-- START OF GIVEN INFORMATION --
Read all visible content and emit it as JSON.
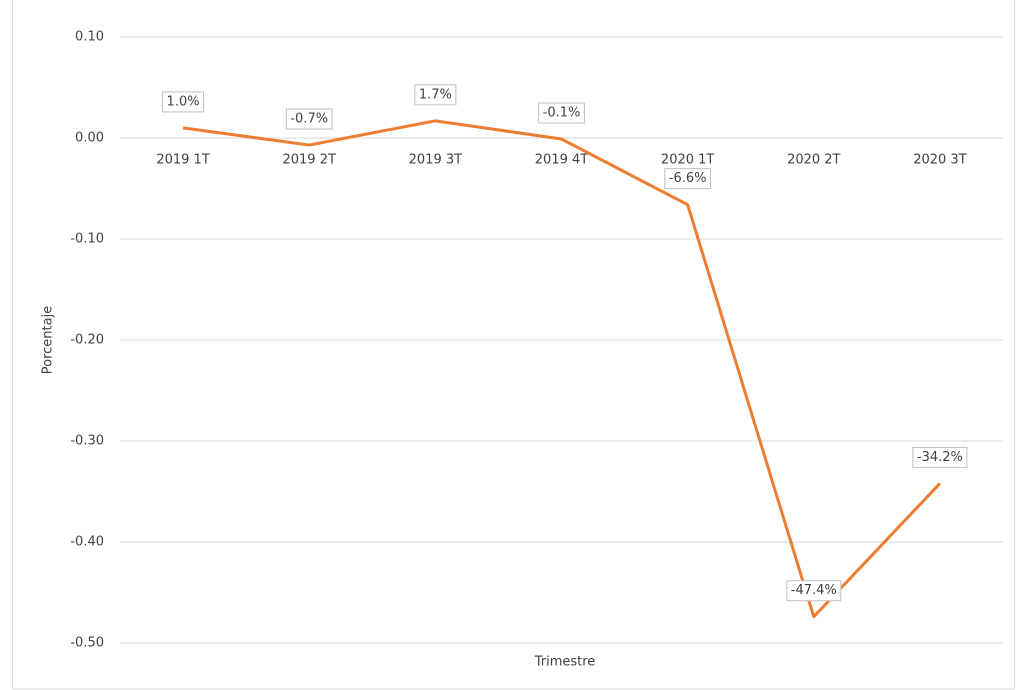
{
  "chart_data": {
    "type": "line",
    "categories": [
      "2019  1T",
      "2019 2T",
      "2019 3T",
      "2019 4T",
      "2020 1T",
      "2020 2T",
      "2020 3T"
    ],
    "series": [
      {
        "name": "Porcentaje",
        "color": "#ed7d31",
        "values": [
          0.01,
          -0.007,
          0.017,
          -0.001,
          -0.066,
          -0.474,
          -0.342
        ],
        "value_labels": [
          "1.0%",
          "-0.7%",
          "1.7%",
          "-0.1%",
          "-6.6%",
          "-47.4%",
          "-34.2%"
        ]
      }
    ],
    "ylim": [
      -0.5,
      0.1
    ],
    "yticks": [
      {
        "value": 0.1,
        "label": "0.10"
      },
      {
        "value": 0,
        "label": "0.00"
      },
      {
        "value": -0.1,
        "label": "-0.10"
      },
      {
        "value": -0.2,
        "label": "-0.20"
      },
      {
        "value": -0.3,
        "label": "-0.30"
      },
      {
        "value": -0.4,
        "label": "-0.40"
      },
      {
        "value": -0.5,
        "label": "-0.50"
      }
    ],
    "ylabel": "Porcentaje",
    "xlabel": "Trimestre",
    "grid": true
  }
}
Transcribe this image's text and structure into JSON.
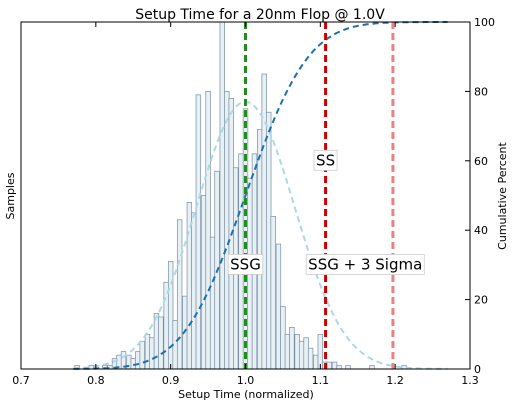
-- END OF GIVEN INFORMATION --
TO BE DONE. Quote the full listing above word for word; exclude every picture from the copy.

SOLUTION TO THIS TASK.
Read all visible content and emit it as JSON.
{
  "chart_data": {
    "type": "line",
    "categories": [
      "2019  1T",
      "2019 2T",
      "2019 3T",
      "2019 4T",
      "2020 1T",
      "2020 2T",
      "2020 3T"
    ],
    "series": [
      {
        "name": "Porcentaje",
        "color": "#ed7d31",
        "values": [
          0.01,
          -0.007,
          0.017,
          -0.001,
          -0.066,
          -0.474,
          -0.342
        ],
        "value_labels": [
          "1.0%",
          "-0.7%",
          "1.7%",
          "-0.1%",
          "-6.6%",
          "-47.4%",
          "-34.2%"
        ]
      }
    ],
    "ylim": [
      -0.5,
      0.1
    ],
    "yticks": [
      {
        "value": 0.1,
        "label": "0.10"
      },
      {
        "value": 0,
        "label": "0.00"
      },
      {
        "value": -0.1,
        "label": "-0.10"
      },
      {
        "value": -0.2,
        "label": "-0.20"
      },
      {
        "value": -0.3,
        "label": "-0.30"
      },
      {
        "value": -0.4,
        "label": "-0.40"
      },
      {
        "value": -0.5,
        "label": "-0.50"
      }
    ],
    "ylabel": "Porcentaje",
    "xlabel": "Trimestre",
    "grid": true
  }
}
Transcribe this image's text and structure into JSON.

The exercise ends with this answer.